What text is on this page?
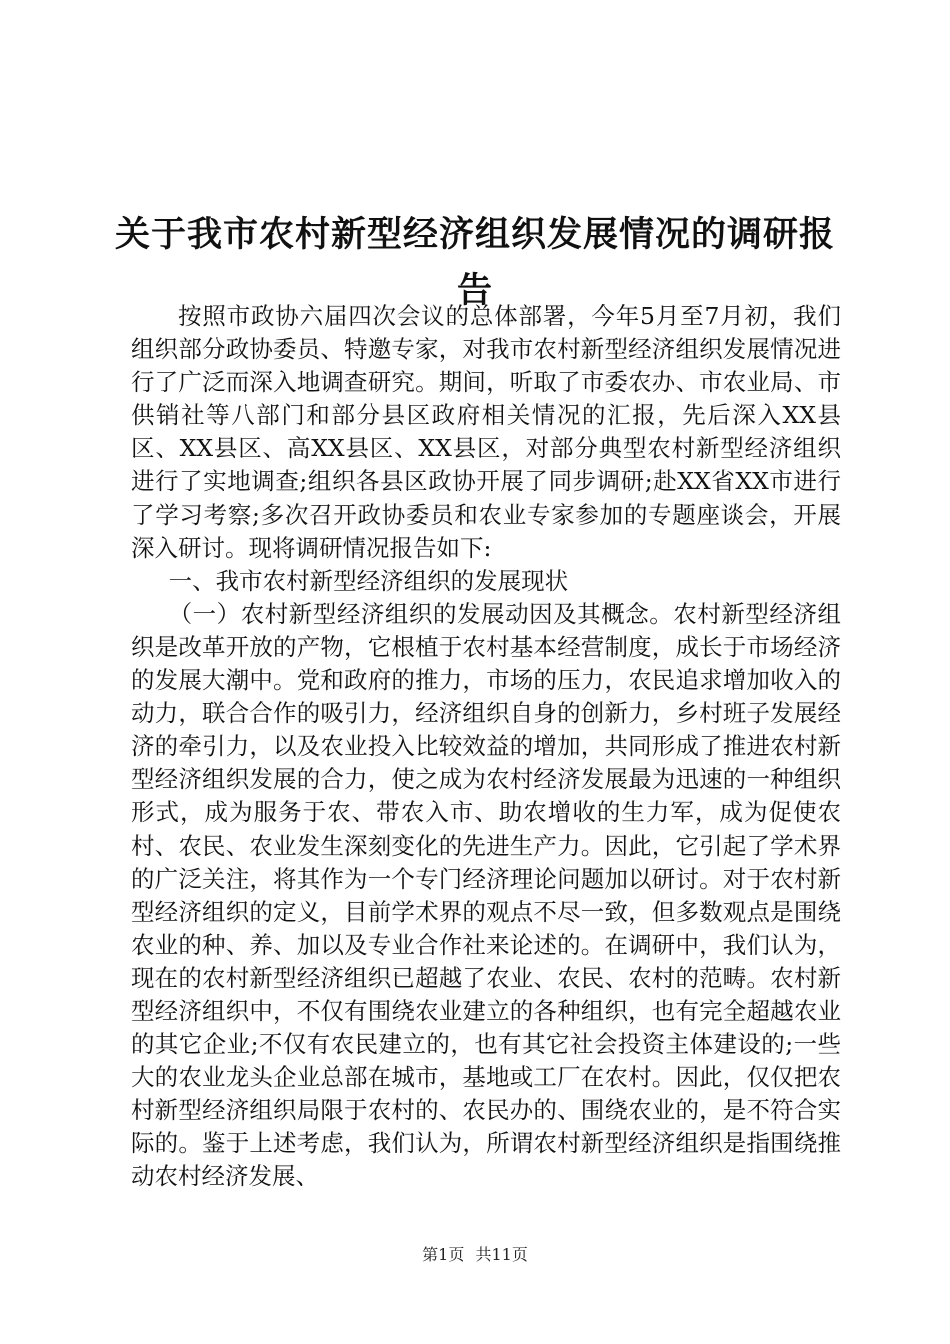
关于我市农村新型经济组织发展情况的调研报告

按照市政协六届四次会议的总体部署，今年5月至7月初，我们组织部分政协委员、特邀专家，对我市农村新型经济组织发展情况进行了广泛而深入地调查研究。期间，听取了市委农办、市农业局、市供销社等八部门和部分县区政府相关情况的汇报，先后深入XX县区、XX县区、高XX县区、XX县区，对部分典型农村新型经济组织进行了实地调查;组织各县区政协开展了同步调研;赴XX省XX市进行了学习考察;多次召开政协委员和农业专家参加的专题座谈会，开展深入研讨。现将调研情况报告如下:

一、我市农村新型经济组织的发展现状

（一）农村新型经济组织的发展动因及其概念。农村新型经济组织是改革开放的产物，它根植于农村基本经营制度，成长于市场经济的发展大潮中。党和政府的推力，市场的压力，农民追求增加收入的动力，联合合作的吸引力，经济组织自身的创新力，乡村班子发展经济的牵引力，以及农业投入比较效益的增加，共同形成了推进农村新型经济组织发展的合力，使之成为农村经济发展最为迅速的一种组织形式，成为服务于农、带农入市、助农增收的生力军，成为促使农村、农民、农业发生深刻变化的先进生产力。因此，它引起了学术界的广泛关注，将其作为一个专门经济理论问题加以研讨。对于农村新型经济组织的定义，目前学术界的观点不尽一致，但多数观点是围绕农业的种、养、加以及专业合作社来论述的。在调研中，我们认为，现在的农村新型经济组织已超越了农业、农民、农村的范畴。农村新型经济组织中，不仅有围绕农业建立的各种组织，也有完全超越农业的其它企业;不仅有农民建立的，也有其它社会投资主体建设的;一些大的农业龙头企业总部在城市，基地或工厂在农村。因此，仅仅把农村新型经济组织局限于农村的、农民办的、围绕农业的，是不符合实际的。鉴于上述考虑，我们认为，所谓农村新型经济组织是指围绕推动农村经济发展、

第1页 共11页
——————————
What is required. Copy out the entries verbatim and leave the images out.

Solution for this exercise.
What text is on this page?
关于我市农村新型经济组织发展情况的调研报告

按照市政协六届四次会议的总体部署，今年5月至7月初，我们组织部分政协委员、特邀专家，对我市农村新型经济组织发展情况进行了广泛而深入地调查研究。期间，听取了市委农办、市农业局、市供销社等八部门和部分县区政府相关情况的汇报，先后深入XX县区、XX县区、高XX县区、XX县区，对部分典型农村新型经济组织进行了实地调查;组织各县区政协开展了同步调研;赴XX省XX市进行了学习考察;多次召开政协委员和农业专家参加的专题座谈会，开展深入研讨。现将调研情况报告如下:

一、我市农村新型经济组织的发展现状

（一）农村新型经济组织的发展动因及其概念。农村新型经济组织是改革开放的产物，它根植于农村基本经营制度，成长于市场经济的发展大潮中。党和政府的推力，市场的压力，农民追求增加收入的动力，联合合作的吸引力，经济组织自身的创新力，乡村班子发展经济的牵引力，以及农业投入比较效益的增加，共同形成了推进农村新型经济组织发展的合力，使之成为农村经济发展最为迅速的一种组织形式，成为服务于农、带农入市、助农增收的生力军，成为促使农村、农民、农业发生深刻变化的先进生产力。因此，它引起了学术界的广泛关注，将其作为一个专门经济理论问题加以研讨。对于农村新型经济组织的定义，目前学术界的观点不尽一致，但多数观点是围绕农业的种、养、加以及专业合作社来论述的。在调研中，我们认为，现在的农村新型经济组织已超越了农业、农民、农村的范畴。农村新型经济组织中，不仅有围绕农业建立的各种组织，也有完全超越农业的其它企业;不仅有农民建立的，也有其它社会投资主体建设的;一些大的农业龙头企业总部在城市，基地或工厂在农村。因此，仅仅把农村新型经济组织局限于农村的、农民办的、围绕农业的，是不符合实际的。鉴于上述考虑，我们认为，所谓农村新型经济组织是指围绕推动农村经济发展、

第1页 共11页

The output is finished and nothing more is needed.